Written exercise 1:
Reproduce the passage from the history of Ejura, everything from "The popularity of" down to "the Mampong stool.".

Reading text:
+++

History of Ejura

The people of Ejura were led by Nana Okyere Pipim Bonsie. Nana Pipim and his subjects migrated from Fomena in Adanse and then to Asante Akyem Dwease, before the Asante and Denkyira war and settled at Mampong Akrofoso near Agona Ashanti. Nana Pipim Bonsie and his people settled with the people of Asante Mampong at Akrofoso. Nana Pipim died and his nephew, Nana Boakye succeeded him. Mamponghene and his people moved from Akrofoso and settled at the present day Mampong Ashanti. 
The people of Mampong together with the Bonsie family and entourage moved from Akrofoso further north for greener pastures and peaceful settlement. The people of Ejura journeyed further north of Mampong and pitched camp at the present day Ejura. Nana Boakye and his people met a woman, called Daaponsem, who it was alleged was staying with her brother called Kuruboakuma. Kuruboakuma fled, leaving his sister behind, apparently suspecting a possible attack by new entrants for supremacy over the area.
 Kuruboakuma never returned to Ejura. Daaponsem surrendered and handed over the land and its leadership to Nana Boakye. With the passage of time, Nana Boakye and Daaponsem fell in love, got married and gave birth to 8 children. The eldest son was called Dwamena Akenten. It has since that time been traditionally established that the occupants of the Bonsie and Boakye stool take “Ayete” (marry) from descendants of Daaponsem. 
The popularity of Dwamena Akenten, the prince rose when his name was knitted into Kurufie festival music compositions some of which are sang even today. Nana Bonsie`s Black stool was used to initiate the Ejura stool. After the death of Nana Boakye his black stool was added to the former to create the Bonsie and Boakye stool of Ejura. The third chief in the hierarchy was Nana Oti Amensa, the son of Nana Akuamoa Panin and Maame Anyawoyonko, the niece of Nana Okyere Pipim Bonsie. Nana Akuamoa Panin later became the Mamponghene. It must be stated that Ejura and Mampong were separate and distinct chiefdoms. However, Nana Oti Amensa showed much respect to his father, the Mamponghene, which was natural, a child`s responsibility to the parent but not as a responsibility of the Ejura stool to the Mampong stool.

+++

Task material:
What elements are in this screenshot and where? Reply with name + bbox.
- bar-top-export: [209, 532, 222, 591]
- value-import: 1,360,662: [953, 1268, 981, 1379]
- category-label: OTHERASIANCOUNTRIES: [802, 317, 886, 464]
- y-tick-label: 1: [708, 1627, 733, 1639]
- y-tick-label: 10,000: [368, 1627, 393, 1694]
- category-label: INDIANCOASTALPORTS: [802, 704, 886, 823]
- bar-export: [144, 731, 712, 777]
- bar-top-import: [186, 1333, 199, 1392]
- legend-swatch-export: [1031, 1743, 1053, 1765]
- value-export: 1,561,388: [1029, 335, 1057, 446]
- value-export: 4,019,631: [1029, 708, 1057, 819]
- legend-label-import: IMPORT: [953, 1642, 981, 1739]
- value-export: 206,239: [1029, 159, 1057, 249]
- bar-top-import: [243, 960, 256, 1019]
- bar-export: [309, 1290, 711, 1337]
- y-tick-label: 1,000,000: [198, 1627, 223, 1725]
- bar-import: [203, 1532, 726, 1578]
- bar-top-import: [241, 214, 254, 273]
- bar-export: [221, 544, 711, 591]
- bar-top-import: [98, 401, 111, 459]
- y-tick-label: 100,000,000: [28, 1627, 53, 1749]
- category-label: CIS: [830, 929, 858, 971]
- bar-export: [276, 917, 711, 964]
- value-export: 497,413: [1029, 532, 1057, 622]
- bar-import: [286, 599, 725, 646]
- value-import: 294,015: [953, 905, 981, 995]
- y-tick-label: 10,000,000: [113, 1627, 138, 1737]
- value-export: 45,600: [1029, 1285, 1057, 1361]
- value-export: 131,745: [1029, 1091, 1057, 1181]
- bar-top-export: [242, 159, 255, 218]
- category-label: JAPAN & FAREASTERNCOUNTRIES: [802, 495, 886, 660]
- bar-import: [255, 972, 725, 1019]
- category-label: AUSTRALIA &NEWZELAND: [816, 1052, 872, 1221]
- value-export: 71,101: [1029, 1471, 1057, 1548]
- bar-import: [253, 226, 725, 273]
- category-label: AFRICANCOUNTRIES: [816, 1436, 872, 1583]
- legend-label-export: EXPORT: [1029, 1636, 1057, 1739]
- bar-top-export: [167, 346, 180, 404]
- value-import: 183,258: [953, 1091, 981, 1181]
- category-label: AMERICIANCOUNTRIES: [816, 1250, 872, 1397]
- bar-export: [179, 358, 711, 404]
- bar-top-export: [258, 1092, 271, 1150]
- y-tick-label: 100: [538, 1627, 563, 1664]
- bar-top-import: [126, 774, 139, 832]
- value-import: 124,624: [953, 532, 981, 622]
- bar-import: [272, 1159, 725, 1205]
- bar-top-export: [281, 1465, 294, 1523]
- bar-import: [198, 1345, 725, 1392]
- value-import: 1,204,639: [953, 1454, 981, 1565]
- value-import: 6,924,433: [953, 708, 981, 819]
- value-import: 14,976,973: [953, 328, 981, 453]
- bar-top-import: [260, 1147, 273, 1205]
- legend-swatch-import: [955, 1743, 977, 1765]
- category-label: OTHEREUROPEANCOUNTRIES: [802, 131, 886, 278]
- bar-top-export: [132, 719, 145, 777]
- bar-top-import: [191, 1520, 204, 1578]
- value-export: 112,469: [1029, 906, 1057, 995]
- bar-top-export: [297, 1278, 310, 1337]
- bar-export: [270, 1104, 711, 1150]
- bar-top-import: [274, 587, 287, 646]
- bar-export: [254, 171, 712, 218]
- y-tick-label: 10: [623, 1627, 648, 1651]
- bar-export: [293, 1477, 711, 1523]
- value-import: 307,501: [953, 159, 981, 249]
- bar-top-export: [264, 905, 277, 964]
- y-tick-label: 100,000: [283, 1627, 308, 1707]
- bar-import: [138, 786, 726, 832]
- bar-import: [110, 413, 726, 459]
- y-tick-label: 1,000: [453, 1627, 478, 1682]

+++

Written exercise 2:
Rewrite everything from the start of the listing down to the line containing "- category-label: AFRICANCOUNTRIES: [816, 1436, 872, 1583]", inclusive, changing each "y-tick-label" to "y-axis-label" and leaving all else as it is.

Expected answer 1:
The popularity of Dwamena Akenten, the prince rose when his name was knitted into Kurufie festival music compositions some of which are sang even today. Nana Bonsie`s Black stool was used to initiate the Ejura stool. After the death of Nana Boakye his black stool was added to the former to create the Bonsie and Boakye stool of Ejura. The third chief in the hierarchy was Nana Oti Amensa, the son of Nana Akuamoa Panin and Maame Anyawoyonko, the niece of Nana Okyere Pipim Bonsie. Nana Akuamoa Panin later became the Mamponghene. It must be stated that Ejura and Mampong were separate and distinct chiefdoms. However, Nana Oti Amensa showed much respect to his father, the Mamponghene, which was natural, a child`s responsibility to the parent but not as a responsibility of the Ejura stool to the Mampong stool.

Expected answer 2:
What elements are in this screenshot and where? Reply with name + bbox.
- bar-top-export: [209, 532, 222, 591]
- value-import: 1,360,662: [953, 1268, 981, 1379]
- category-label: OTHERASIANCOUNTRIES: [802, 317, 886, 464]
- y-axis-label: 1: [708, 1627, 733, 1639]
- y-axis-label: 10,000: [368, 1627, 393, 1694]
- category-label: INDIANCOASTALPORTS: [802, 704, 886, 823]
- bar-export: [144, 731, 712, 777]
- bar-top-import: [186, 1333, 199, 1392]
- legend-swatch-export: [1031, 1743, 1053, 1765]
- value-export: 1,561,388: [1029, 335, 1057, 446]
- value-export: 4,019,631: [1029, 708, 1057, 819]
- legend-label-import: IMPORT: [953, 1642, 981, 1739]
- value-export: 206,239: [1029, 159, 1057, 249]
- bar-top-import: [243, 960, 256, 1019]
- bar-export: [309, 1290, 711, 1337]
- y-axis-label: 1,000,000: [198, 1627, 223, 1725]
- bar-import: [203, 1532, 726, 1578]
- bar-top-import: [241, 214, 254, 273]
- bar-export: [221, 544, 711, 591]
- bar-top-import: [98, 401, 111, 459]
- y-axis-label: 100,000,000: [28, 1627, 53, 1749]
- category-label: CIS: [830, 929, 858, 971]
- bar-export: [276, 917, 711, 964]
- value-export: 497,413: [1029, 532, 1057, 622]
- bar-import: [286, 599, 725, 646]
- value-import: 294,015: [953, 905, 981, 995]
- y-axis-label: 10,000,000: [113, 1627, 138, 1737]
- value-export: 45,600: [1029, 1285, 1057, 1361]
- value-export: 131,745: [1029, 1091, 1057, 1181]
- bar-top-export: [242, 159, 255, 218]
- category-label: JAPAN & FAREASTERNCOUNTRIES: [802, 495, 886, 660]
- bar-import: [255, 972, 725, 1019]
- category-label: AUSTRALIA &NEWZELAND: [816, 1052, 872, 1221]
- value-export: 71,101: [1029, 1471, 1057, 1548]
- bar-import: [253, 226, 725, 273]
- category-label: AFRICANCOUNTRIES: [816, 1436, 872, 1583]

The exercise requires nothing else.